Written instruction
Extract from the listing each line in which the word "写在本试卷上无效" appears.

The records
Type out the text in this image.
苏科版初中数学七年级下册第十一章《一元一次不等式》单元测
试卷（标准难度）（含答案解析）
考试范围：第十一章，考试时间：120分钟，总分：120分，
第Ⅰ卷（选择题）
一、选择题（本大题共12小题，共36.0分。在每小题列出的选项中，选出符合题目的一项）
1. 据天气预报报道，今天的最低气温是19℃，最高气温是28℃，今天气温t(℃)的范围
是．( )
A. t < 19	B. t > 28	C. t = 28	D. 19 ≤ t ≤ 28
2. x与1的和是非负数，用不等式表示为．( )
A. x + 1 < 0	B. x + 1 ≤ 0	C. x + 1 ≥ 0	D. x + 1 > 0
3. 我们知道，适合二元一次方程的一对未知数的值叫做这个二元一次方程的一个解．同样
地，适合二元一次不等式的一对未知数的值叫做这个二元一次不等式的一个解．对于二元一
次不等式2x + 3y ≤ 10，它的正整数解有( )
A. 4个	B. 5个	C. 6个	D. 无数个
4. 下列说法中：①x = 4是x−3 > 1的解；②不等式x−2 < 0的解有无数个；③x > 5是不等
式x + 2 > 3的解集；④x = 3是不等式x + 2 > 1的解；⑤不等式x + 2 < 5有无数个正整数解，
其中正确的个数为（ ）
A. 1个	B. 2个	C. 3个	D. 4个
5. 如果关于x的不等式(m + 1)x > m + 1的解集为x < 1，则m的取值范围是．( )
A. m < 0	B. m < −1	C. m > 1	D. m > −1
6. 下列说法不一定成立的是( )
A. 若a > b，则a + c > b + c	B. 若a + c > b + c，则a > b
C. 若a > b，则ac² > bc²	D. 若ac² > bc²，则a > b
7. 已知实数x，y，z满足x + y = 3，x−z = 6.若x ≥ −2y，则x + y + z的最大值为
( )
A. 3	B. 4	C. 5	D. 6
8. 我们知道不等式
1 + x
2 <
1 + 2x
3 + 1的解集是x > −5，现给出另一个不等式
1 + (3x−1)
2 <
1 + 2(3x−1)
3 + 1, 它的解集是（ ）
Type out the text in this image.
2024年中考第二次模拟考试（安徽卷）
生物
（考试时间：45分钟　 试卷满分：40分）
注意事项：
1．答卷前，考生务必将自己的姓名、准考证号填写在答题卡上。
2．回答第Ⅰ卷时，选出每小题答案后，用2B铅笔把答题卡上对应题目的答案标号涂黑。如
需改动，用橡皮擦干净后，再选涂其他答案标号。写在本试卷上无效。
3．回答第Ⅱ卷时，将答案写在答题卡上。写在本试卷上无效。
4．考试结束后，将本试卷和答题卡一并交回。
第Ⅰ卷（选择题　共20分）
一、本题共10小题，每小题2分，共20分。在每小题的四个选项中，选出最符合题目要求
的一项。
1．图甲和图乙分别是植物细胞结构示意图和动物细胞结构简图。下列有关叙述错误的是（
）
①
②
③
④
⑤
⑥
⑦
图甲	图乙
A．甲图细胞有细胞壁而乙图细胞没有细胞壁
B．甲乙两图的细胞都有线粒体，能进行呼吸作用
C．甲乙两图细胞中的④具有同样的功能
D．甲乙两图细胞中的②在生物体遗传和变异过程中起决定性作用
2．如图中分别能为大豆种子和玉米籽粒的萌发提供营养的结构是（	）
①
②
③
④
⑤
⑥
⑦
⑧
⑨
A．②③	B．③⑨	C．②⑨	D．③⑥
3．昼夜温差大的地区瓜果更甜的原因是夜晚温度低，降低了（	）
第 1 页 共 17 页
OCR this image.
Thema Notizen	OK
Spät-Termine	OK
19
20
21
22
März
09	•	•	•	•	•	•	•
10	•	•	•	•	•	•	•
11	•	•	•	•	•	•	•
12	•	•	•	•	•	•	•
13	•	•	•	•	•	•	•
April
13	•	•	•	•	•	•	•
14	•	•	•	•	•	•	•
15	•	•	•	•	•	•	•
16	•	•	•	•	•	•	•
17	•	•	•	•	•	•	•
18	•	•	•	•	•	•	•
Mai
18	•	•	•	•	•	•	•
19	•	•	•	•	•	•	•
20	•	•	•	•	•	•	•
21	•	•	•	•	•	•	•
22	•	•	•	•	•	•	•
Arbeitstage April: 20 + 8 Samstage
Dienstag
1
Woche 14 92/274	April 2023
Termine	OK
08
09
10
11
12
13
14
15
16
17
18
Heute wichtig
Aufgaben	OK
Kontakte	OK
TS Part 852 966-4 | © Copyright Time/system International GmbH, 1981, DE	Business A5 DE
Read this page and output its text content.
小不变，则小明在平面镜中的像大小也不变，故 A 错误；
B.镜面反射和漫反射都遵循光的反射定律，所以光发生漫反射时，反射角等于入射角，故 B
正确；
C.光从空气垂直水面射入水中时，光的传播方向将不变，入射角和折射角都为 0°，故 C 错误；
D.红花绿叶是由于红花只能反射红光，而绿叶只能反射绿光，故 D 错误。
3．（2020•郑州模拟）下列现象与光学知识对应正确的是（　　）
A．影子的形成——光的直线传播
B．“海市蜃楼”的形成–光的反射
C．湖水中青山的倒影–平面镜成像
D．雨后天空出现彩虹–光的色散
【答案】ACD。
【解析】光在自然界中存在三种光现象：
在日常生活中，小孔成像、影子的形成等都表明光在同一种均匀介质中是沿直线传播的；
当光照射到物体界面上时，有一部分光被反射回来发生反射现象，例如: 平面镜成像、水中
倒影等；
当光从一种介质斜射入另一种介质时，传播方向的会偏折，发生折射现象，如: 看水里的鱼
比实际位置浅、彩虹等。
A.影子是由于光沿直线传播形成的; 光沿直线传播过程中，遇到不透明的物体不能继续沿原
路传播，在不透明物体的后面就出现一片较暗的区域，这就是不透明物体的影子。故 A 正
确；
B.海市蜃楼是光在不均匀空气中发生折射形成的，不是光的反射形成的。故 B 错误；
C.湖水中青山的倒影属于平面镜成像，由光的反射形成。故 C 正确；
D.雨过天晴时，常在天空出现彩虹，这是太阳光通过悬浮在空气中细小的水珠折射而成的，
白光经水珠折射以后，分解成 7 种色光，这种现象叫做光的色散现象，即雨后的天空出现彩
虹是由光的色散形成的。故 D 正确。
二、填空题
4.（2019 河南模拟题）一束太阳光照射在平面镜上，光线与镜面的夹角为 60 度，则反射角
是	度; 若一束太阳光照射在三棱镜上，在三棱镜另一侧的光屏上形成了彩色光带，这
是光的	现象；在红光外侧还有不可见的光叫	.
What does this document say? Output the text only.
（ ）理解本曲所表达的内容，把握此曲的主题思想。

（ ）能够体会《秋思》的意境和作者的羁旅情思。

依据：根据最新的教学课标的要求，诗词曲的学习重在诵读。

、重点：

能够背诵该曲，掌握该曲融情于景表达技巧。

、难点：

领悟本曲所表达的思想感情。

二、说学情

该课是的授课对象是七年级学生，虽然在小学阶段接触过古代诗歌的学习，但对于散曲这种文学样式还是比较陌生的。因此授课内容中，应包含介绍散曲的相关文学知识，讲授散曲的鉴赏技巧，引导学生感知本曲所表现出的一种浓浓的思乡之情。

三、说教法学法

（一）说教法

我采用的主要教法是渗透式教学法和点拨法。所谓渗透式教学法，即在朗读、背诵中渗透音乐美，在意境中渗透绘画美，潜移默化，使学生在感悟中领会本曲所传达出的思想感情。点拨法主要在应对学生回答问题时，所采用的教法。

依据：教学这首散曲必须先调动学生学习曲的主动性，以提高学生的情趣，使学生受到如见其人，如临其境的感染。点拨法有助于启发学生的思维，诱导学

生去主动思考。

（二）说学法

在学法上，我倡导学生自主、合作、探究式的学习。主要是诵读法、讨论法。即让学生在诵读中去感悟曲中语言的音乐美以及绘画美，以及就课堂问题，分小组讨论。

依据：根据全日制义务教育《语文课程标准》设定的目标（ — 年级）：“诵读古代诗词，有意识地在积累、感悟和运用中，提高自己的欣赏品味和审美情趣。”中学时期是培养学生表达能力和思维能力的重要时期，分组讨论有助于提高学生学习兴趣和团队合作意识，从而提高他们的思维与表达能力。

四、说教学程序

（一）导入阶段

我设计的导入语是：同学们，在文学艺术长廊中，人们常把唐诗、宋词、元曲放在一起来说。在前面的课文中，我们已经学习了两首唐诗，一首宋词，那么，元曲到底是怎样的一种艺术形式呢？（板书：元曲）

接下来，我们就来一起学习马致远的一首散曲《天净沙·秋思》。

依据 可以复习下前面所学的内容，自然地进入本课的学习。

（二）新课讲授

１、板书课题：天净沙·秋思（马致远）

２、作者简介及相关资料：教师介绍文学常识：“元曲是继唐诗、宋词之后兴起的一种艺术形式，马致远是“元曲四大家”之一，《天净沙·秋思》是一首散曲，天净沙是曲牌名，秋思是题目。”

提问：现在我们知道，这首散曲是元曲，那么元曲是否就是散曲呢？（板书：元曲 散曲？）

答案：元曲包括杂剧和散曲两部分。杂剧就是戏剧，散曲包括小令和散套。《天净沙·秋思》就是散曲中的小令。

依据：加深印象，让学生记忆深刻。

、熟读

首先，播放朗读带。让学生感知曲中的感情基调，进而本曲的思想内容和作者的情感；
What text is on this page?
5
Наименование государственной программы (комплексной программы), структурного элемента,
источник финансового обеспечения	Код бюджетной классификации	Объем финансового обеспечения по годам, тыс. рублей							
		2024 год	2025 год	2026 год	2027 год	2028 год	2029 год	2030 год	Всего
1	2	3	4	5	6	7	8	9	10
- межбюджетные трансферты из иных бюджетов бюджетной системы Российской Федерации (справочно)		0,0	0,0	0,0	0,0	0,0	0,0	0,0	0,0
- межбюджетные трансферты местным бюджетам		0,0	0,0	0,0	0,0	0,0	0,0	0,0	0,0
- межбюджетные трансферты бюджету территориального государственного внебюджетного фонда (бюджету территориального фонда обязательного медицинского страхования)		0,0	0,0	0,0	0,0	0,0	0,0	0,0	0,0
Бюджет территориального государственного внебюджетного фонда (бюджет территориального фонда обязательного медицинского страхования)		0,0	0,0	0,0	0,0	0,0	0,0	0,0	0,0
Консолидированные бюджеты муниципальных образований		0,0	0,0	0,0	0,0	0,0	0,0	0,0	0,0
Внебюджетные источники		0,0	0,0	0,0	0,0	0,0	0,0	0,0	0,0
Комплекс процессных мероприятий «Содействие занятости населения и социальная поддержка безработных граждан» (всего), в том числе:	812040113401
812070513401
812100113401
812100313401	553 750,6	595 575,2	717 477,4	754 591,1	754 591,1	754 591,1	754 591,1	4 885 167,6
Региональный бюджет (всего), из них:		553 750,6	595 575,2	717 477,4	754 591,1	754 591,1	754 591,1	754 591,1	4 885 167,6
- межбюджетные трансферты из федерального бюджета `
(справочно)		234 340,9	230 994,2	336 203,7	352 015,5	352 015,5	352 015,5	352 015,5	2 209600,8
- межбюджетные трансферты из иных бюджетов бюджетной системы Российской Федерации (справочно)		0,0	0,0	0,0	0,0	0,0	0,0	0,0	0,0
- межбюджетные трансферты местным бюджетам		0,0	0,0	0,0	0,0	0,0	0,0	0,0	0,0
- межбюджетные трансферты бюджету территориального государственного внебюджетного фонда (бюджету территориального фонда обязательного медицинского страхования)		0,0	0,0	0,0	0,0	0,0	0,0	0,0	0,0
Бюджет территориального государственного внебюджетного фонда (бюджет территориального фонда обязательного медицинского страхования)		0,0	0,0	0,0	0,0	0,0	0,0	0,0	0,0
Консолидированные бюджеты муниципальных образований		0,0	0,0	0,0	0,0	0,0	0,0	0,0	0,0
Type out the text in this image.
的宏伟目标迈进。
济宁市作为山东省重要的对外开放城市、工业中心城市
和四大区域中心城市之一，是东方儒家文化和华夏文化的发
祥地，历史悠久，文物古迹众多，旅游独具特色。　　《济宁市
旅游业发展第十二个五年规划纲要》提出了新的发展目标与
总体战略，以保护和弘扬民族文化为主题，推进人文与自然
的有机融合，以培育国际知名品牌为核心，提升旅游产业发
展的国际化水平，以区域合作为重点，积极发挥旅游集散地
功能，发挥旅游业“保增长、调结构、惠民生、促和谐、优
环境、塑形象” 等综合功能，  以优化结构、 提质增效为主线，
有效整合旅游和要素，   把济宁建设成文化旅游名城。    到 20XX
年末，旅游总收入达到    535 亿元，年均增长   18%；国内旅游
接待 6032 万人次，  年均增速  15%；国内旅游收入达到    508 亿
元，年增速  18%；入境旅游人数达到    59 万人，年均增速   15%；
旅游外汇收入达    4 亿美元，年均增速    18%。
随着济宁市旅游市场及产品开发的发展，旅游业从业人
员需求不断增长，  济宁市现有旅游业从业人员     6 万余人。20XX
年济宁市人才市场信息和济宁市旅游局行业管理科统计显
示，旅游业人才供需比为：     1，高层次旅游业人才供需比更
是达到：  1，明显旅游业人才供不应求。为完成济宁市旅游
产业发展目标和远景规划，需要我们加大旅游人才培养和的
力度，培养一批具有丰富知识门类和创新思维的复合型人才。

Result
需改动，用橡皮擦干净后，再选涂其他答案标号。写在本试卷上无效。
3．回答第Ⅱ卷时，将答案写在答题卡上。写在本试卷上无效。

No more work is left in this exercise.